PROBLEM REQUIREMENTS:
Pick out the lines in the listing below that contain the word "background" and copy them.

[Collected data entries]
┌──
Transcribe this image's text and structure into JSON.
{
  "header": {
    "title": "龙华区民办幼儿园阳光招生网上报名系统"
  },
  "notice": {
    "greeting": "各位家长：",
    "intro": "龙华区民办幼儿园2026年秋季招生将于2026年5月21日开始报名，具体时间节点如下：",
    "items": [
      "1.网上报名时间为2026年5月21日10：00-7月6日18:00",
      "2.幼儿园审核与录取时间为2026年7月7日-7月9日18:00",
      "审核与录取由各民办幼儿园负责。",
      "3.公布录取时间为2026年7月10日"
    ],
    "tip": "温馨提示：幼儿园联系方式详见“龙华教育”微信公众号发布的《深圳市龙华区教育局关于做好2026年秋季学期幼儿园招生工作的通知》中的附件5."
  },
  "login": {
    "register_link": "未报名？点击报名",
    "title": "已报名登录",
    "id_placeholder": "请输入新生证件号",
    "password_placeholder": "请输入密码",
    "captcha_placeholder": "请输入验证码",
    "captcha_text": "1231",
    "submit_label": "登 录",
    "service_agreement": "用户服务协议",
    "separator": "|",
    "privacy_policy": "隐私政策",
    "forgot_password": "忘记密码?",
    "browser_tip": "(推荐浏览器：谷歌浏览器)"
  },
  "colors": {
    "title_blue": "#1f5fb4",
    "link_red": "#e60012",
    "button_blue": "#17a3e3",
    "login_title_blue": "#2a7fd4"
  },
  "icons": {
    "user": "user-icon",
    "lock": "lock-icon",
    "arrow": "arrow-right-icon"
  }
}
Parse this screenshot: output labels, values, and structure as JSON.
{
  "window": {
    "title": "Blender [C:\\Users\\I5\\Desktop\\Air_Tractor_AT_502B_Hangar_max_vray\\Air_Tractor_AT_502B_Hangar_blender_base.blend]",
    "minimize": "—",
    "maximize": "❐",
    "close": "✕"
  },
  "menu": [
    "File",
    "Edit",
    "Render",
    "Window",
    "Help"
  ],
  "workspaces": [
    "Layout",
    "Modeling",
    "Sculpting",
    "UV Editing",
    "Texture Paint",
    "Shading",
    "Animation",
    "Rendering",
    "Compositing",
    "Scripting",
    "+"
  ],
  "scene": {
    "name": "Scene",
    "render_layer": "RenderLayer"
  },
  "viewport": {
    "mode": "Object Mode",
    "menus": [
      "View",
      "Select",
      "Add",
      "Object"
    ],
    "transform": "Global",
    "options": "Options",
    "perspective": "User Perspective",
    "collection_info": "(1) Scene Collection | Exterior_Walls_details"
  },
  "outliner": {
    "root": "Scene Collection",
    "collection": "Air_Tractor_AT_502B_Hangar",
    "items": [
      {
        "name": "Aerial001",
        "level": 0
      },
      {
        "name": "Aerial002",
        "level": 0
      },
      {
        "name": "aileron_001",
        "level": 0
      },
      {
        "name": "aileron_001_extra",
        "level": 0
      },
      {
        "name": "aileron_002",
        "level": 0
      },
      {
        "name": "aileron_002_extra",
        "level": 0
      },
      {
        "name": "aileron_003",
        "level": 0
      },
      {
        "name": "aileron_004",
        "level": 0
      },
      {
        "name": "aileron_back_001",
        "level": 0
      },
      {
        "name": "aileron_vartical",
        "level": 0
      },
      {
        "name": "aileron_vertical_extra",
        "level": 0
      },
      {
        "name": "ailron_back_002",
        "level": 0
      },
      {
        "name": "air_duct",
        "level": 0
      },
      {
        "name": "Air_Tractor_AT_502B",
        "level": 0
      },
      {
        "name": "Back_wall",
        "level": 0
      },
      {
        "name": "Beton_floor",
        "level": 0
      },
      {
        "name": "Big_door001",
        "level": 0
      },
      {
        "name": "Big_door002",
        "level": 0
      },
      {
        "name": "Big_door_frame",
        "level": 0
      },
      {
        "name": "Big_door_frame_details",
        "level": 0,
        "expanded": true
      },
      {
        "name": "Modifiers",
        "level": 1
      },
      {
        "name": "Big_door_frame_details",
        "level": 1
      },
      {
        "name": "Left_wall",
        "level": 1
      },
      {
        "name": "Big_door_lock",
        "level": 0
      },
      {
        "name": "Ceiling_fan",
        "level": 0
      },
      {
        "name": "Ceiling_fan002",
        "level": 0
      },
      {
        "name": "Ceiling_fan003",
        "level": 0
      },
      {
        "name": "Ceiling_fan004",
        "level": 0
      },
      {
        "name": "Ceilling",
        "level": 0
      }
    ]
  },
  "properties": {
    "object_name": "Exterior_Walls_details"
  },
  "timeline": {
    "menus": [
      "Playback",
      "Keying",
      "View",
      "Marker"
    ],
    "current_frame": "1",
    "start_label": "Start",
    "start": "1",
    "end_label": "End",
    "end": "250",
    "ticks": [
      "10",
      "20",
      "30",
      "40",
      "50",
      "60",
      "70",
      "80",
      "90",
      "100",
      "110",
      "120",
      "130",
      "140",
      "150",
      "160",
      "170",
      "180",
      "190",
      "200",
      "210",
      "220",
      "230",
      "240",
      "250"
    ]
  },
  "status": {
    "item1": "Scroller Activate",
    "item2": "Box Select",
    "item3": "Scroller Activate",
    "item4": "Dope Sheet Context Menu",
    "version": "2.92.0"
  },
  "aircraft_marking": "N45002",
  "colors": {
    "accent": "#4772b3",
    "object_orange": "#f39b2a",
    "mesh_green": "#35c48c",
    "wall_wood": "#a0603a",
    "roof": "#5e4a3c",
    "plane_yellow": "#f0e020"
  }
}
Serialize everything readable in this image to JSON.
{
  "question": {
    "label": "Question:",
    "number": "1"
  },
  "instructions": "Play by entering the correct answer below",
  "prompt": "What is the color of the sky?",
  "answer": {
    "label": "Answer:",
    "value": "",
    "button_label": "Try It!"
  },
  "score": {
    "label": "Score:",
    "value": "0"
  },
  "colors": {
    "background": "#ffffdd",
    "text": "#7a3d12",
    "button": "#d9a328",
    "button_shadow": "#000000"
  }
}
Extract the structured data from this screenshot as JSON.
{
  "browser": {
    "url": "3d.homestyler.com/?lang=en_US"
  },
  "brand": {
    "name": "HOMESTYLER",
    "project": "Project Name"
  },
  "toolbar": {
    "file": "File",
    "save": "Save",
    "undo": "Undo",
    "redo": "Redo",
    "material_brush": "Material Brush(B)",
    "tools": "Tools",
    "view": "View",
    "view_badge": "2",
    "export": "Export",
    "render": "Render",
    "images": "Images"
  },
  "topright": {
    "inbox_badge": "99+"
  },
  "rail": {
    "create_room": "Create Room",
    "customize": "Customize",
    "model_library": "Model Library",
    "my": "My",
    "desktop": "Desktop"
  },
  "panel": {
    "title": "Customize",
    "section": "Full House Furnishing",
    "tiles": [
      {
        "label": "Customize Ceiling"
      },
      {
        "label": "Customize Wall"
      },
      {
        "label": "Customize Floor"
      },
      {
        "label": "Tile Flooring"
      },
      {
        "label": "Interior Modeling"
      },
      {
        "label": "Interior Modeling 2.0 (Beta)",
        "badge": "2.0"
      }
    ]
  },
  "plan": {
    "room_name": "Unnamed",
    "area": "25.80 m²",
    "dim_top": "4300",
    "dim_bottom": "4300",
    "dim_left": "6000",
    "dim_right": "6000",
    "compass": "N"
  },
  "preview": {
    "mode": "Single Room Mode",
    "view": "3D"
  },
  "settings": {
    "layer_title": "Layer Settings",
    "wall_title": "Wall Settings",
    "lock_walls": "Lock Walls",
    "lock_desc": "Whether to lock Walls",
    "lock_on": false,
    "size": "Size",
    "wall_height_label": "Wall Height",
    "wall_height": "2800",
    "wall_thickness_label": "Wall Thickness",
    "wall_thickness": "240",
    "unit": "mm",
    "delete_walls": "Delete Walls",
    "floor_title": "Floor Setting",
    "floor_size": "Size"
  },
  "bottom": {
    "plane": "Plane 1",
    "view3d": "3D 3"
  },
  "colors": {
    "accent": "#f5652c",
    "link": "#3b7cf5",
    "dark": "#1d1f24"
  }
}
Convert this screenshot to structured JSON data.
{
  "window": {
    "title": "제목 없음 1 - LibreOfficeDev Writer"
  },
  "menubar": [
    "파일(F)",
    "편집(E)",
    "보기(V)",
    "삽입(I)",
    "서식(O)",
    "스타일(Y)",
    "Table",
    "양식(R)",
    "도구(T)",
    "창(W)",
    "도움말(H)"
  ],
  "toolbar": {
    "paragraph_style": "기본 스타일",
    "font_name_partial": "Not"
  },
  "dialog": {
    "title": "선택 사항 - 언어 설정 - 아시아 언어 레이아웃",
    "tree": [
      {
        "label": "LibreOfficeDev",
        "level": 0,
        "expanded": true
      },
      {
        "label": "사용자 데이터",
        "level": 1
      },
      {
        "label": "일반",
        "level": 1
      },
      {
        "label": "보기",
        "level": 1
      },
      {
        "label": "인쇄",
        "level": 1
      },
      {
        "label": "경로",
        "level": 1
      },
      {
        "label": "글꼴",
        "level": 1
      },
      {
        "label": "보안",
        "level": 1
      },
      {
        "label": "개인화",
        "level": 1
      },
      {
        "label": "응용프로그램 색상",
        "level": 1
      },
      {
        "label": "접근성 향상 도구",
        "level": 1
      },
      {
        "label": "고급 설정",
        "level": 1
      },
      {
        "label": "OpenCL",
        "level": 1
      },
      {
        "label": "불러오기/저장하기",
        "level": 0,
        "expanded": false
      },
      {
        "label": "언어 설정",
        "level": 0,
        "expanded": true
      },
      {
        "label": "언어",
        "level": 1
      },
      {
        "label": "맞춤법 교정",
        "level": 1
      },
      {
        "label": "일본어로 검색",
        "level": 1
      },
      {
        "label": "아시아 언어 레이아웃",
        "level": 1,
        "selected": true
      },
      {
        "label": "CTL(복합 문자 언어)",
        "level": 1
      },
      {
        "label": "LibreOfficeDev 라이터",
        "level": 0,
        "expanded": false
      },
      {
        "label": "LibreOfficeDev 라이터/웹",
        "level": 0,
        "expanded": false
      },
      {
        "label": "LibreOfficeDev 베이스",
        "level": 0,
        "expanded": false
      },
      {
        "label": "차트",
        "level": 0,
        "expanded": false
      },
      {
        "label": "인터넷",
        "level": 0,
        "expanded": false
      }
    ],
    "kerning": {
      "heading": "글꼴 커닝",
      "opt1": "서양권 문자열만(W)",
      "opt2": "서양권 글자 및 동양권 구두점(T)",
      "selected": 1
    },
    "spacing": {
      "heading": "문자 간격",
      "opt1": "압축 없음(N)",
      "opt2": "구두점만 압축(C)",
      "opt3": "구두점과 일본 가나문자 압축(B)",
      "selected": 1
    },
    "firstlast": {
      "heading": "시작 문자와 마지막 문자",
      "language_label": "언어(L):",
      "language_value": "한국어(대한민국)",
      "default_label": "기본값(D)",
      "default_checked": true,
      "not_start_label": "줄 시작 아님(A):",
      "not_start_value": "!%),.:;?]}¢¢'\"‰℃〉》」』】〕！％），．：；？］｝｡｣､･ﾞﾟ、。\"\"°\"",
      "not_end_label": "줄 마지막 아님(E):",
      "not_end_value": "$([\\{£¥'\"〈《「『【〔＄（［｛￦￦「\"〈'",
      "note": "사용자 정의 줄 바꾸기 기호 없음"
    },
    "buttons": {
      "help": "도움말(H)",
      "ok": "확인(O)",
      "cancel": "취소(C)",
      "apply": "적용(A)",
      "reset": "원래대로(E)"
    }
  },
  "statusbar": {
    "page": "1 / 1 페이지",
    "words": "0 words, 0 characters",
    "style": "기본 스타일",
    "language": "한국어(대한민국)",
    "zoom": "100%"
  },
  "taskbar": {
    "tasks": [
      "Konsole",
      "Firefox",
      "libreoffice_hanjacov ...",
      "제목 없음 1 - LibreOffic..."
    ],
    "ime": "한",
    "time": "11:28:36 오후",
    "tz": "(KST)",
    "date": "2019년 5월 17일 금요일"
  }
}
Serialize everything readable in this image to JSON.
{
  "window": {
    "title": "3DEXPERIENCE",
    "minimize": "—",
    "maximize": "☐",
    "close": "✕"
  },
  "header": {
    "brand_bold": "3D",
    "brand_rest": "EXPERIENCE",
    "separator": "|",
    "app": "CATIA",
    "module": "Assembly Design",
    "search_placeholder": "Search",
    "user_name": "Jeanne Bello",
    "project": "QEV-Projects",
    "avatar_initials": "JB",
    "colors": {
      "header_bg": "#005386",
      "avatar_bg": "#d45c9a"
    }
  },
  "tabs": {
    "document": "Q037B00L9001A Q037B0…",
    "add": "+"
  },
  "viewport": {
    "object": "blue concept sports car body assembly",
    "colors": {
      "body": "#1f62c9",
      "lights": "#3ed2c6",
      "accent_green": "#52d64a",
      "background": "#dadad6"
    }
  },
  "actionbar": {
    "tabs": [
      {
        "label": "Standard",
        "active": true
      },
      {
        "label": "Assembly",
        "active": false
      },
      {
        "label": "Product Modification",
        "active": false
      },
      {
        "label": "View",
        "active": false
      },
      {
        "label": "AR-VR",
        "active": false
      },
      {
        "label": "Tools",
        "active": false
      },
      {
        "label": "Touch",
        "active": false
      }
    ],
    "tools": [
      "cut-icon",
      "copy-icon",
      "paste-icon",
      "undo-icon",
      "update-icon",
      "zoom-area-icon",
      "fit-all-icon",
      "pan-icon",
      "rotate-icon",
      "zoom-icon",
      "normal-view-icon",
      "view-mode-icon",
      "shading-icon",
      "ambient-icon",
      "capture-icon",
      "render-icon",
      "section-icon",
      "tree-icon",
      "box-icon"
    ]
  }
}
└──
TASK SOLUTION:
    "background": "#ffffdd",
      "background": "#dadad6"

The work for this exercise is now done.